→ **GOAL**
Write each record again exactly as it stands.

→ **GIVEN DATA**
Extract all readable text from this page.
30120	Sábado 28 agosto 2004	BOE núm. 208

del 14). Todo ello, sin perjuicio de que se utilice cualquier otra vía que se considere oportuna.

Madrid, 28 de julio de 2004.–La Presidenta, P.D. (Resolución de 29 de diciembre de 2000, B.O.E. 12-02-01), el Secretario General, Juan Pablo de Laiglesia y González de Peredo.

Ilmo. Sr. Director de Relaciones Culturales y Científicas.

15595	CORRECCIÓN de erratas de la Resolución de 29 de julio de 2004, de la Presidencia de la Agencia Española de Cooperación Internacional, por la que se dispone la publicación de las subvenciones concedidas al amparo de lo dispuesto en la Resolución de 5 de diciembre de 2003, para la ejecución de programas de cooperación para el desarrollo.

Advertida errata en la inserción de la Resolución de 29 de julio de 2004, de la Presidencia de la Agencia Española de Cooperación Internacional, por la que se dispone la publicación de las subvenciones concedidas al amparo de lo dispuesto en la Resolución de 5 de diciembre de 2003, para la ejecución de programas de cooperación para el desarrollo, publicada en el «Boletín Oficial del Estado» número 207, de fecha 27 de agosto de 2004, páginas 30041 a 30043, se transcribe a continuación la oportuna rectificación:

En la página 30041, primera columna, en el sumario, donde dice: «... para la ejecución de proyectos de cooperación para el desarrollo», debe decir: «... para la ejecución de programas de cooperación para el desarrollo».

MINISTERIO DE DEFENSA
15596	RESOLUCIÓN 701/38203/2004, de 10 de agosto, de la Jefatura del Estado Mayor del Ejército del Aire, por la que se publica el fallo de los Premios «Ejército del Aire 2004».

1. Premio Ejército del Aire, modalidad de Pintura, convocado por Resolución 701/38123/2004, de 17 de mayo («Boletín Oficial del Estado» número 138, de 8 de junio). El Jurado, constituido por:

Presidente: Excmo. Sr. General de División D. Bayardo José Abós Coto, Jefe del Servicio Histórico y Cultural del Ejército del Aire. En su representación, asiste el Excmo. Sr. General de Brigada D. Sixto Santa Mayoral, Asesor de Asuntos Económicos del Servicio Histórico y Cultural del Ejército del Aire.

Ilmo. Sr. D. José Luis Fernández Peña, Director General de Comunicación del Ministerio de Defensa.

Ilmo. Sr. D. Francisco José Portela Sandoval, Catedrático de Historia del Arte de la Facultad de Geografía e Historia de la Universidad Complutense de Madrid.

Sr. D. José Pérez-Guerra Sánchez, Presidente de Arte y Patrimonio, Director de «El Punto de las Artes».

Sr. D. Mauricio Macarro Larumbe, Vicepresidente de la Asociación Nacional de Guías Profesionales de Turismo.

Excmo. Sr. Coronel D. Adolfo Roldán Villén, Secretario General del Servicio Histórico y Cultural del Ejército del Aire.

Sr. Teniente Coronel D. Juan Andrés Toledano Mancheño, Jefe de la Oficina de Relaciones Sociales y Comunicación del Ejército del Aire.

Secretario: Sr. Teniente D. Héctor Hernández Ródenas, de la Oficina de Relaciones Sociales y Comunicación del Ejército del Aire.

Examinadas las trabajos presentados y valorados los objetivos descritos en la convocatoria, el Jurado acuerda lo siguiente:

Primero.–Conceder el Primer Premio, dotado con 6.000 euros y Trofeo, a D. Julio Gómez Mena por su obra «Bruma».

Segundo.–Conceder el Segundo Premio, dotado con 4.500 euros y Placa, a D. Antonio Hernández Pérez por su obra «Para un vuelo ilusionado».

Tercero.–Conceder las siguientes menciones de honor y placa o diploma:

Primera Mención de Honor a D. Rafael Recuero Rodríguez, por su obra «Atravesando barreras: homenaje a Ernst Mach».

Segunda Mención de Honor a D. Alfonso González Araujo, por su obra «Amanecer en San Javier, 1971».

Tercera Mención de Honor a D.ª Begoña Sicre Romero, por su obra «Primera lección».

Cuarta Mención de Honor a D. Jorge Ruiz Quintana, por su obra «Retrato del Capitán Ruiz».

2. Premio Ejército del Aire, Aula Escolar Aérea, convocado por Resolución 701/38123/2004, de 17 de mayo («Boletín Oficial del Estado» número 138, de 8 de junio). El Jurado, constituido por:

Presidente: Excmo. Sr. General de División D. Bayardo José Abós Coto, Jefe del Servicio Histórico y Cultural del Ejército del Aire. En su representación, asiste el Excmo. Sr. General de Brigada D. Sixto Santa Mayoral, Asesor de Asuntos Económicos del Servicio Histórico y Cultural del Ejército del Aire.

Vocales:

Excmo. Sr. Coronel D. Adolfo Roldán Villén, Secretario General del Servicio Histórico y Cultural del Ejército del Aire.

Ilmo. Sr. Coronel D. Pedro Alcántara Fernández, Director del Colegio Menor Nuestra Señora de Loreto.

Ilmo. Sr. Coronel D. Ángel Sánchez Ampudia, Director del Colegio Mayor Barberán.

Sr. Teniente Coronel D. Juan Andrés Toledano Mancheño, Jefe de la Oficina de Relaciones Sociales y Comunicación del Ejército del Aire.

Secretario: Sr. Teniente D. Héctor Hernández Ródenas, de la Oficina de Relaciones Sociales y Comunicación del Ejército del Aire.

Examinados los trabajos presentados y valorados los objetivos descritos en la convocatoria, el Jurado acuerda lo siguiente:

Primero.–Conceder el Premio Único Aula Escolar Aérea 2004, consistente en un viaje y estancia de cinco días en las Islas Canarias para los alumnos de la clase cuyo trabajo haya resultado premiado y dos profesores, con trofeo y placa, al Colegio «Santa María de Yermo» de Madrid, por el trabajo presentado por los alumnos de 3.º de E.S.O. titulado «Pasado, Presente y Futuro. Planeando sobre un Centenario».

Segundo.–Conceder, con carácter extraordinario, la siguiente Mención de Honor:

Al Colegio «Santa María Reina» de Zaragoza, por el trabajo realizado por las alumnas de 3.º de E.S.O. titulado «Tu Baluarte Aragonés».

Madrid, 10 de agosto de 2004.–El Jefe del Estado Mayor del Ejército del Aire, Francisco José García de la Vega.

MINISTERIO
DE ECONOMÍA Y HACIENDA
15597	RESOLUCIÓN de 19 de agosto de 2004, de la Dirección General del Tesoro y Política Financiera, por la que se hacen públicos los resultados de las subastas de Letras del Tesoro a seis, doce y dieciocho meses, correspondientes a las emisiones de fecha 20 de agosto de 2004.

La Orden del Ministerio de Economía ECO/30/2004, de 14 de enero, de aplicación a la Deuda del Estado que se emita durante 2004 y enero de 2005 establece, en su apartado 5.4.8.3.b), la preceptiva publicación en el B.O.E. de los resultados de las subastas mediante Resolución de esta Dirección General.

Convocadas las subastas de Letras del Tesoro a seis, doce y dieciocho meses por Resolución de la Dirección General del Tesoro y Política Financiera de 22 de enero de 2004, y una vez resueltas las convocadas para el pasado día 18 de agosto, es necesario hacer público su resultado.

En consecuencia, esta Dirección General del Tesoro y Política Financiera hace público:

→ **PROBLEM SOLUTION**
Extract all readable text from this page.
30120	Sábado 28 agosto 2004	BOE núm. 208

del 14). Todo ello, sin perjuicio de que se utilice cualquier otra vía que se considere oportuna.

Madrid, 28 de julio de 2004.–La Presidenta, P.D. (Resolución de 29 de diciembre de 2000, B.O.E. 12-02-01), el Secretario General, Juan Pablo de Laiglesia y González de Peredo.

Ilmo. Sr. Director de Relaciones Culturales y Científicas.

15595	CORRECCIÓN de erratas de la Resolución de 29 de julio de 2004, de la Presidencia de la Agencia Española de Cooperación Internacional, por la que se dispone la publicación de las subvenciones concedidas al amparo de lo dispuesto en la Resolución de 5 de diciembre de 2003, para la ejecución de programas de cooperación para el desarrollo.

Advertida errata en la inserción de la Resolución de 29 de julio de 2004, de la Presidencia de la Agencia Española de Cooperación Internacional, por la que se dispone la publicación de las subvenciones concedidas al amparo de lo dispuesto en la Resolución de 5 de diciembre de 2003, para la ejecución de programas de cooperación para el desarrollo, publicada en el «Boletín Oficial del Estado» número 207, de fecha 27 de agosto de 2004, páginas 30041 a 30043, se transcribe a continuación la oportuna rectificación:

En la página 30041, primera columna, en el sumario, donde dice: «... para la ejecución de proyectos de cooperación para el desarrollo», debe decir: «... para la ejecución de programas de cooperación para el desarrollo».

MINISTERIO DE DEFENSA
15596	RESOLUCIÓN 701/38203/2004, de 10 de agosto, de la Jefatura del Estado Mayor del Ejército del Aire, por la que se publica el fallo de los Premios «Ejército del Aire 2004».

1. Premio Ejército del Aire, modalidad de Pintura, convocado por Resolución 701/38123/2004, de 17 de mayo («Boletín Oficial del Estado» número 138, de 8 de junio). El Jurado, constituido por:

Presidente: Excmo. Sr. General de División D. Bayardo José Abós Coto, Jefe del Servicio Histórico y Cultural del Ejército del Aire. En su representación, asiste el Excmo. Sr. General de Brigada D. Sixto Santa Mayoral, Asesor de Asuntos Económicos del Servicio Histórico y Cultural del Ejército del Aire.

Ilmo. Sr. D. José Luis Fernández Peña, Director General de Comunicación del Ministerio de Defensa.

Ilmo. Sr. D. Francisco José Portela Sandoval, Catedrático de Historia del Arte de la Facultad de Geografía e Historia de la Universidad Complutense de Madrid.

Sr. D. José Pérez-Guerra Sánchez, Presidente de Arte y Patrimonio, Director de «El Punto de las Artes».

Sr. D. Mauricio Macarro Larumbe, Vicepresidente de la Asociación Nacional de Guías Profesionales de Turismo.

Excmo. Sr. Coronel D. Adolfo Roldán Villén, Secretario General del Servicio Histórico y Cultural del Ejército del Aire.

Sr. Teniente Coronel D. Juan Andrés Toledano Mancheño, Jefe de la Oficina de Relaciones Sociales y Comunicación del Ejército del Aire.

Secretario: Sr. Teniente D. Héctor Hernández Ródenas, de la Oficina de Relaciones Sociales y Comunicación del Ejército del Aire.

Examinadas las trabajos presentados y valorados los objetivos descritos en la convocatoria, el Jurado acuerda lo siguiente:

Primero.–Conceder el Primer Premio, dotado con 6.000 euros y Trofeo, a D. Julio Gómez Mena por su obra «Bruma».

Segundo.–Conceder el Segundo Premio, dotado con 4.500 euros y Placa, a D. Antonio Hernández Pérez por su obra «Para un vuelo ilusionado».

Tercero.–Conceder las siguientes menciones de honor y placa o diploma:

Primera Mención de Honor a D. Rafael Recuero Rodríguez, por su obra «Atravesando barreras: homenaje a Ernst Mach».

Segunda Mención de Honor a D. Alfonso González Araujo, por su obra «Amanecer en San Javier, 1971».

Tercera Mención de Honor a D.ª Begoña Sicre Romero, por su obra «Primera lección».

Cuarta Mención de Honor a D. Jorge Ruiz Quintana, por su obra «Retrato del Capitán Ruiz».

2. Premio Ejército del Aire, Aula Escolar Aérea, convocado por Resolución 701/38123/2004, de 17 de mayo («Boletín Oficial del Estado» número 138, de 8 de junio). El Jurado, constituido por:

Presidente: Excmo. Sr. General de División D. Bayardo José Abós Coto, Jefe del Servicio Histórico y Cultural del Ejército del Aire. En su representación, asiste el Excmo. Sr. General de Brigada D. Sixto Santa Mayoral, Asesor de Asuntos Económicos del Servicio Histórico y Cultural del Ejército del Aire.

Vocales:

Excmo. Sr. Coronel D. Adolfo Roldán Villén, Secretario General del Servicio Histórico y Cultural del Ejército del Aire.

Ilmo. Sr. Coronel D. Pedro Alcántara Fernández, Director del Colegio Menor Nuestra Señora de Loreto.

Ilmo. Sr. Coronel D. Ángel Sánchez Ampudia, Director del Colegio Mayor Barberán.

Sr. Teniente Coronel D. Juan Andrés Toledano Mancheño, Jefe de la Oficina de Relaciones Sociales y Comunicación del Ejército del Aire.

Secretario: Sr. Teniente D. Héctor Hernández Ródenas, de la Oficina de Relaciones Sociales y Comunicación del Ejército del Aire.

Examinados los trabajos presentados y valorados los objetivos descritos en la convocatoria, el Jurado acuerda lo siguiente:

Primero.–Conceder el Premio Único Aula Escolar Aérea 2004, consistente en un viaje y estancia de cinco días en las Islas Canarias para los alumnos de la clase cuyo trabajo haya resultado premiado y dos profesores, con trofeo y placa, al Colegio «Santa María de Yermo» de Madrid, por el trabajo presentado por los alumnos de 3.º de E.S.O. titulado «Pasado, Presente y Futuro. Planeando sobre un Centenario».

Segundo.–Conceder, con carácter extraordinario, la siguiente Mención de Honor:

Al Colegio «Santa María Reina» de Zaragoza, por el trabajo realizado por las alumnas de 3.º de E.S.O. titulado «Tu Baluarte Aragonés».

Madrid, 10 de agosto de 2004.–El Jefe del Estado Mayor del Ejército del Aire, Francisco José García de la Vega.

MINISTERIO
DE ECONOMÍA Y HACIENDA
15597	RESOLUCIÓN de 19 de agosto de 2004, de la Dirección General del Tesoro y Política Financiera, por la que se hacen públicos los resultados de las subastas de Letras del Tesoro a seis, doce y dieciocho meses, correspondientes a las emisiones de fecha 20 de agosto de 2004.

La Orden del Ministerio de Economía ECO/30/2004, de 14 de enero, de aplicación a la Deuda del Estado que se emita durante 2004 y enero de 2005 establece, en su apartado 5.4.8.3.b), la preceptiva publicación en el B.O.E. de los resultados de las subastas mediante Resolución de esta Dirección General.

Convocadas las subastas de Letras del Tesoro a seis, doce y dieciocho meses por Resolución de la Dirección General del Tesoro y Política Financiera de 22 de enero de 2004, y una vez resueltas las convocadas para el pasado día 18 de agosto, es necesario hacer público su resultado.

En consecuencia, esta Dirección General del Tesoro y Política Financiera hace público:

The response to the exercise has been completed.